BEGIN

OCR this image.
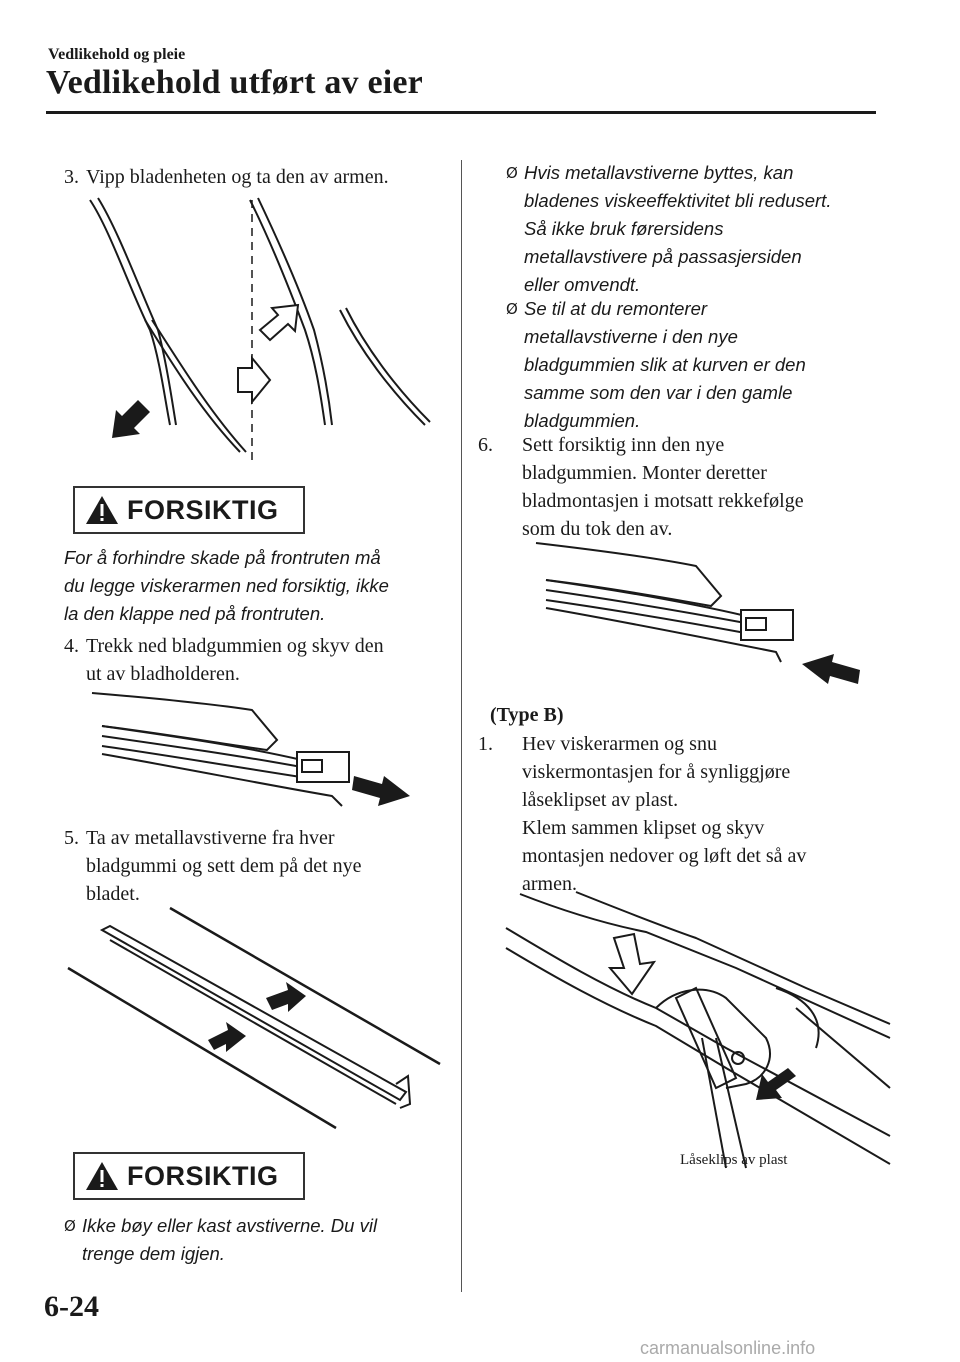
Vedlikehold og pleie
Vedlikehold utført av eier
3. Vipp bladenheten og ta den av armen.
FORSIKTIG
For å forhindre skade på frontruten må
du legge viskerarmen ned forsiktig, ikke
la den klappe ned på frontruten.
4. Trekk ned bladgummien og skyv den
ut av bladholderen.
5. Ta av metallavstiverne fra hver
bladgummi og sett dem på det nye
bladet.
FORSIKTIG
Ø Ikke bøy eller kast avstiverne. Du vil
trenge dem igjen.
Ø Hvis metallavstiverne byttes, kan
bladenes viskeeffektivitet bli redusert.
Så ikke bruk førersidens
metallavstivere på passasjersiden
eller omvendt.
Ø Se til at du remonterer
metallavstiverne i den nye
bladgummien slik at kurven er den
samme som den var i den gamle
bladgummien.
6. Sett forsiktig inn den nye
bladgummien. Monter deretter
bladmontasjen i motsatt rekkefølge
som du tok den av.
(Type B)
1. Hev viskerarmen og snu
viskermontasjen for å synliggjøre
låseklipset av plast.
Klem sammen klipset og skyv
montasjen nedover og løft det så av
armen.
Låseklips av plast
6-24
carmanualsonline.info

END

▸ **Task prompt**
Keep the pictures out of the copy and write out the data exactly as it stands.

▸ **Solution to the problem**
OCR this image.
Vedlikehold og pleie
Vedlikehold utført av eier
3. Vipp bladenheten og ta den av armen.
FORSIKTIG
For å forhindre skade på frontruten må
du legge viskerarmen ned forsiktig, ikke
la den klappe ned på frontruten.
4. Trekk ned bladgummien og skyv den
ut av bladholderen.
5. Ta av metallavstiverne fra hver
bladgummi og sett dem på det nye
bladet.
FORSIKTIG
Ø Ikke bøy eller kast avstiverne. Du vil
trenge dem igjen.
Ø Hvis metallavstiverne byttes, kan
bladenes viskeeffektivitet bli redusert.
Så ikke bruk førersidens
metallavstivere på passasjersiden
eller omvendt.
Ø Se til at du remonterer
metallavstiverne i den nye
bladgummien slik at kurven er den
samme som den var i den gamle
bladgummien.
6. Sett forsiktig inn den nye
bladgummien. Monter deretter
bladmontasjen i motsatt rekkefølge
som du tok den av.
(Type B)
1. Hev viskerarmen og snu
viskermontasjen for å synliggjøre
låseklipset av plast.
Klem sammen klipset og skyv
montasjen nedover og løft det så av
armen.
Låseklips av plast
6-24
carmanualsonline.info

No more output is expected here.